Bausch Confirms Infections in Europe, Increasing Worry
By Julie Steenhuysen
CHICAGO (Reuters) – Bausch & Lomb Inc., under pressure since authorities said its contact lens care products may be linked to a spate of serious eye infections in Asia and the United States, on Thursday said a “handful” of cases of the infection have also been confirmed in Europe.
But the company, whose shares fell 6 percent to hit an almost three-year low, refuted analyst questions that a large debt buyback announced on Wednesday could leave it strapped for cash.
Bausch & Lomb, based in Rochester, New York, last month voluntarily recalled one of its ReNu lens care products in the United States after some users were diagnosed with a rare but serious fungal infections.
Harris Nesbitt analyst Joanne Wuensch said the European cases raise new questions about the already-beleagured company.
“They just can’t get ahead of it,” Wuensch said.
The stock, which is trading near three-year lows, has fallen nearly 40 percent this year and is the weakest health-care issue in the Standard & Poor’s 500 index.
Health authorities have not yet determined a root cause of the fungal infection, known as Fusarium keratitis, which can lead to blindness and potential eye loss.
However, a large percentage of U.S. patients with the infection were users of Bausch & Lomb lens solutions.
The company last month stopped shipping ReNu with MoistureLoc and later advised retailers to remove the contact lens solution from store shelves.
A report from the U.S. Centers for Disease Control and Prevention issued this week found that 27 percent of confirmed cases involved another ReNu brand, ReNu MultiPlus, suggesting the company’s entire ReNu franchise may be at risk, analysts said on Wednesday.

▶ **GIVEN RECORDS**:
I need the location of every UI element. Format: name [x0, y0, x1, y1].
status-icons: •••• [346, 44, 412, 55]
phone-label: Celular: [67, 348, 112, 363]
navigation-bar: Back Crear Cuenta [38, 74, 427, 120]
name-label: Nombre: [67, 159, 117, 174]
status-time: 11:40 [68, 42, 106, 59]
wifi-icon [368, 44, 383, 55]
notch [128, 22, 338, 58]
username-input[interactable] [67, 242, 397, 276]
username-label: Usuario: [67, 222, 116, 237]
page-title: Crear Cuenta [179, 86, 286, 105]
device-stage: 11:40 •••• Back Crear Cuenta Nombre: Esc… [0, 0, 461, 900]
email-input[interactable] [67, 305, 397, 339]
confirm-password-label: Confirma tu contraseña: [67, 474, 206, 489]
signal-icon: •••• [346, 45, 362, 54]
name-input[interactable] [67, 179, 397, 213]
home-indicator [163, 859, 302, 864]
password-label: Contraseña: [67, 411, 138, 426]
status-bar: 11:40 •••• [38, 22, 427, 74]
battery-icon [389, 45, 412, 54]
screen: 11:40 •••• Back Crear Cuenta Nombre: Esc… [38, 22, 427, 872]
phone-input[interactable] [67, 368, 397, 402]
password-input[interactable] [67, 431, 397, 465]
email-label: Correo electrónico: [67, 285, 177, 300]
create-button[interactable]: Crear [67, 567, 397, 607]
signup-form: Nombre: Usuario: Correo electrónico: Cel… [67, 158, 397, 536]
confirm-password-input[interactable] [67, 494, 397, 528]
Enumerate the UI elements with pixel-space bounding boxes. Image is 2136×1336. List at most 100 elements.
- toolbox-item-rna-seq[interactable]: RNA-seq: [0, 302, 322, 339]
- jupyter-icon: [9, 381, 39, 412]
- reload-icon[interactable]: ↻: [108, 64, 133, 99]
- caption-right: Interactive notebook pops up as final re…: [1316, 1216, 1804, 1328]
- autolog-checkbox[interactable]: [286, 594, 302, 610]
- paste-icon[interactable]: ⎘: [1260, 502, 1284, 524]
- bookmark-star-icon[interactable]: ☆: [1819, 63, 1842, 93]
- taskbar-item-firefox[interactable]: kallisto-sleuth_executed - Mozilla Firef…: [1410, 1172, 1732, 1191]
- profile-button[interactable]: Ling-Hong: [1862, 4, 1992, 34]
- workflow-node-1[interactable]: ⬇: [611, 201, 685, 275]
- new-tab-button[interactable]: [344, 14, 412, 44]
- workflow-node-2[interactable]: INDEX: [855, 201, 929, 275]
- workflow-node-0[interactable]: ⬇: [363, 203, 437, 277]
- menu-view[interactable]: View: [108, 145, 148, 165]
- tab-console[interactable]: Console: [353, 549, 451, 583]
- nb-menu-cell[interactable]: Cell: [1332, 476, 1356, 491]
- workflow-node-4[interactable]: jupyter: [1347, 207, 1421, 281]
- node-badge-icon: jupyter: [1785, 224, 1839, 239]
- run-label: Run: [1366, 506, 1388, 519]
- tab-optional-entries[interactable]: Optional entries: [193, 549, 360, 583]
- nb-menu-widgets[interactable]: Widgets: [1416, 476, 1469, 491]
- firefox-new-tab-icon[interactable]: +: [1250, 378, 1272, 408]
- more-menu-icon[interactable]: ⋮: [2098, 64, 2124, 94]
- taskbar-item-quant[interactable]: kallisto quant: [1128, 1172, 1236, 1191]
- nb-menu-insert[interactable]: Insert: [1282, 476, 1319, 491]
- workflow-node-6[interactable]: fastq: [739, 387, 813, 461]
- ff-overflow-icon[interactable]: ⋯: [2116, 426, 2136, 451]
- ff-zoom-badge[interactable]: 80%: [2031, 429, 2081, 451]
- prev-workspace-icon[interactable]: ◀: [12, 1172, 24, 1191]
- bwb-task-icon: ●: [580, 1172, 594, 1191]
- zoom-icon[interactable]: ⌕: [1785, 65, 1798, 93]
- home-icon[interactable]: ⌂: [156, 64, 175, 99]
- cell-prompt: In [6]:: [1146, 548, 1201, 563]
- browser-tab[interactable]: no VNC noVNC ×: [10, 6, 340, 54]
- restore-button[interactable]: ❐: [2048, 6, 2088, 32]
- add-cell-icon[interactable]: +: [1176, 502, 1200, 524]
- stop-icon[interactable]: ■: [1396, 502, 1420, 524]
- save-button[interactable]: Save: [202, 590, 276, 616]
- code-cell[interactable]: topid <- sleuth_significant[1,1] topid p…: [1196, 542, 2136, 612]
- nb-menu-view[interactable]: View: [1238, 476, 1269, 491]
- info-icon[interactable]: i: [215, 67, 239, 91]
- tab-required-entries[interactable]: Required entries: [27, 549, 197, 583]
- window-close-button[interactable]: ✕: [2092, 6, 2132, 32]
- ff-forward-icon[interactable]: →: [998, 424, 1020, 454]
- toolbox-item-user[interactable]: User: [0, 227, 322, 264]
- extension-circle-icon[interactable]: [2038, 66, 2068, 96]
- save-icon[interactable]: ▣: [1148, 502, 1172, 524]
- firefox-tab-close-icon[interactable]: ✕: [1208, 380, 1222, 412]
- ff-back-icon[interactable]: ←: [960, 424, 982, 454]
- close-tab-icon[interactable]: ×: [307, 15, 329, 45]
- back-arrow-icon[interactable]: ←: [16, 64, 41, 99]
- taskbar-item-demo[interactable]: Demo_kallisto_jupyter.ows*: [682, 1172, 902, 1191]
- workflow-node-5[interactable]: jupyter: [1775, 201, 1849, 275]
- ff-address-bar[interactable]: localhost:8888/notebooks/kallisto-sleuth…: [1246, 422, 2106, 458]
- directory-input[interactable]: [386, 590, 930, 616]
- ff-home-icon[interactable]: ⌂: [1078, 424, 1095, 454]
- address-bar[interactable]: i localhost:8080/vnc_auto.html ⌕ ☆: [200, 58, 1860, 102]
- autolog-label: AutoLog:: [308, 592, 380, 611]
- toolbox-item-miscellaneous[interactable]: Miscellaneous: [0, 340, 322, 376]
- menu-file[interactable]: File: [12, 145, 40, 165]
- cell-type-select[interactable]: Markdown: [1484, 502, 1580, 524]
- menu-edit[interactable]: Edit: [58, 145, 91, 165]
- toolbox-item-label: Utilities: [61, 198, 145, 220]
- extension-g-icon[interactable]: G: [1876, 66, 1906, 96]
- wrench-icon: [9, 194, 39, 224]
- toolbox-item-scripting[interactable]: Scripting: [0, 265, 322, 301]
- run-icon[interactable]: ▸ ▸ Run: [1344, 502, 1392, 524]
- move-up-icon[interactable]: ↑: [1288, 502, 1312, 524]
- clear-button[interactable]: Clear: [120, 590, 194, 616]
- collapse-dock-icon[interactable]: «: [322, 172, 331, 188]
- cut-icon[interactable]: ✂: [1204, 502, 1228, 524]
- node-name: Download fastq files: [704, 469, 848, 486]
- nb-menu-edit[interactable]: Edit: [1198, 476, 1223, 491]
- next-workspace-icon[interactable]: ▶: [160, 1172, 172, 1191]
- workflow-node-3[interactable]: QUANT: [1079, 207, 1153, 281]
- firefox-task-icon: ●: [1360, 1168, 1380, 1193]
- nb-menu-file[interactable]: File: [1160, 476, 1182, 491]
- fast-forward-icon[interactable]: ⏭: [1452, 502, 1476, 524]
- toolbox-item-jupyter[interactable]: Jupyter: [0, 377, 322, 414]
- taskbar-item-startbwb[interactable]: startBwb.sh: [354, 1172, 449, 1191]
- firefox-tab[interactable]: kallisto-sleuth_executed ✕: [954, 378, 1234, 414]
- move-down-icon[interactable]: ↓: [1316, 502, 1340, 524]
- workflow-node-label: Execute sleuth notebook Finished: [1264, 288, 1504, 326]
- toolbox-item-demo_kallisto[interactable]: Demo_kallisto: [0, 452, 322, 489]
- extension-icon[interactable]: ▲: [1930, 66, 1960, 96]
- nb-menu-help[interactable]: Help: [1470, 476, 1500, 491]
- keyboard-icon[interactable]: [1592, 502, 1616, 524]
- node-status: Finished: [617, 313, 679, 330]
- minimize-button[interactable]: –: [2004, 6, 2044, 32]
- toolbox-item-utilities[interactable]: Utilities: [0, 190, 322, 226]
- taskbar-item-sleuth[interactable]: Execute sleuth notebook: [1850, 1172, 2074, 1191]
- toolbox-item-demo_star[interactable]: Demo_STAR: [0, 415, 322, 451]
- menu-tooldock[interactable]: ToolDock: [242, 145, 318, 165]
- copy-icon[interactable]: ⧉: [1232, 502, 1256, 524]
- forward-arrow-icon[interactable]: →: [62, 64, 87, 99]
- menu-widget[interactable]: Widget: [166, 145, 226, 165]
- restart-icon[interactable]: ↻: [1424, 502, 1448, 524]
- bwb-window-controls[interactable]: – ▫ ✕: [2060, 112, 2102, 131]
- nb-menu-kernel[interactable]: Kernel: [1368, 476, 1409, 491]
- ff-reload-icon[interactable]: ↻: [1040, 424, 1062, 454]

▶ **REQUIRED ACTION**:
From the news report on Bausch & Lomb, extract the part that opens with the words containing "Bausch Confirms Infections" and closes with "the already-beleagured company.". Answer using only the text.

▶ **RESPONSE TO THE EXERCISE**:
Bausch Confirms Infections in Europe, Increasing Worry
By Julie Steenhuysen
CHICAGO (Reuters) – Bausch & Lomb Inc., under pressure since authorities said its contact lens care products may be linked to a spate of serious eye infections in Asia and the United States, on Thursday said a “handful” of cases of the infection have also been confirmed in Europe.
But the company, whose shares fell 6 percent to hit an almost three-year low, refuted analyst questions that a large debt buyback announced on Wednesday could leave it strapped for cash.
Bausch & Lomb, based in Rochester, New York, last month voluntarily recalled one of its ReNu lens care products in the United States after some users were diagnosed with a rare but serious fungal infections.
Harris Nesbitt analyst Joanne Wuensch said the European cases raise new questions about the already-beleagured company.